>> Start Source text

Was the Board obliged to provide reasons for its decision?

  1. Since I have concluded that the Board made a decision under the Sentence Administration Act 2003 to make a report to the Minister in regard to the plaintiff and to include in that report a recommendation against parole it follows that the Board had to meet the obligations contained in s 107B. Thus the Board was obliged to give the plaintiff written notice of its decision as soon as practicable after the decision was made: s 107B(1). Furthermore, that notice should have included the reasons for the decision: s 107B(4).

  2. As I have earlier noted, the Board declined to provide any reasons to the plaintiff when he requested them.  In doing so the Board did not seek to argue that the making of a report with recommendations was not a decision (as it did when these proceedings were heard), rather it stated that there was no statutory obligation to provide a report to the prisoner affected and that the rules of natural justice were excluded.  In my view neither of these can overcome the obligations created by s 107B.

>> End Source text
>> Start Entries provided

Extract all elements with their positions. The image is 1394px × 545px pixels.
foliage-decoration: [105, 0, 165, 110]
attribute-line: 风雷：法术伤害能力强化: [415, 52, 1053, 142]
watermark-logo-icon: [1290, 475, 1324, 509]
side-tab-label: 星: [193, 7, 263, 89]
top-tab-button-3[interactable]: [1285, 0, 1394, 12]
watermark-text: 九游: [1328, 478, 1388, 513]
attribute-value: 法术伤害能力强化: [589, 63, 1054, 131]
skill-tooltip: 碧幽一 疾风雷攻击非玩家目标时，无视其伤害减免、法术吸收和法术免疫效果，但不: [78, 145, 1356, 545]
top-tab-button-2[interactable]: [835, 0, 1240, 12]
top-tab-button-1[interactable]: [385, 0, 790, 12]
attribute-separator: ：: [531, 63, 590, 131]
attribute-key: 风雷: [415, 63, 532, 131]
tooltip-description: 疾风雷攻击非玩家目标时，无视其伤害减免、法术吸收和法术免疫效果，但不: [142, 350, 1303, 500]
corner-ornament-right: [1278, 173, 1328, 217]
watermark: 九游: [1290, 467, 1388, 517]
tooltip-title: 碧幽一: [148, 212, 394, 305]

>> End Entries provided

> **Stated problem 1**
In the excerpt on the Board's reasons, rewrite the part that opens with the words containing "1. Since I have" and closes with "decision: s 107B(4).", changing "written notice" to "formal notice".
> **Stated problem 2**
Answer these from the excerpt on the Board's reasons:
(a) Under which Act did the Board make its decision?
(b) What recommendation did the Board include in its report to the Minister?
(c) What two points did the Board state when it declined to give the plaintiff reasons?
> **Stated problem 3**
According to the excerpt on the Board's reasons, why did the Board have to meet the obligations in s 107B? Answer in one to three sentences.

> **Exercise result 1**
1. Since I have concluded that the Board made a decision under the Sentence Administration Act 2003 to make a report to the Minister in regard to the plaintiff and to include in that report a recommendation against parole it follows that the Board had to meet the obligations contained in s 107B. Thus the Board was obliged to give the plaintiff formal notice of its decision as soon as practicable after the decision was made: s 107B(1). Furthermore, that notice should have included the reasons for the decision: s 107B(4).

> **Exercise result 2**
(a) The Sentence Administration Act 2003.
(b) A recommendation against parole.
(c) That there was no statutory obligation to provide a report to the prisoner affected, and that the rules of natural justice were excluded.

> **Exercise result 3**
The Board made a decision under the Sentence Administration Act 2003 to report to the Minister on the plaintiff and to recommend against parole. That decision brought it under s 107B, which required written notice of the decision, with reasons, as soon as practicable.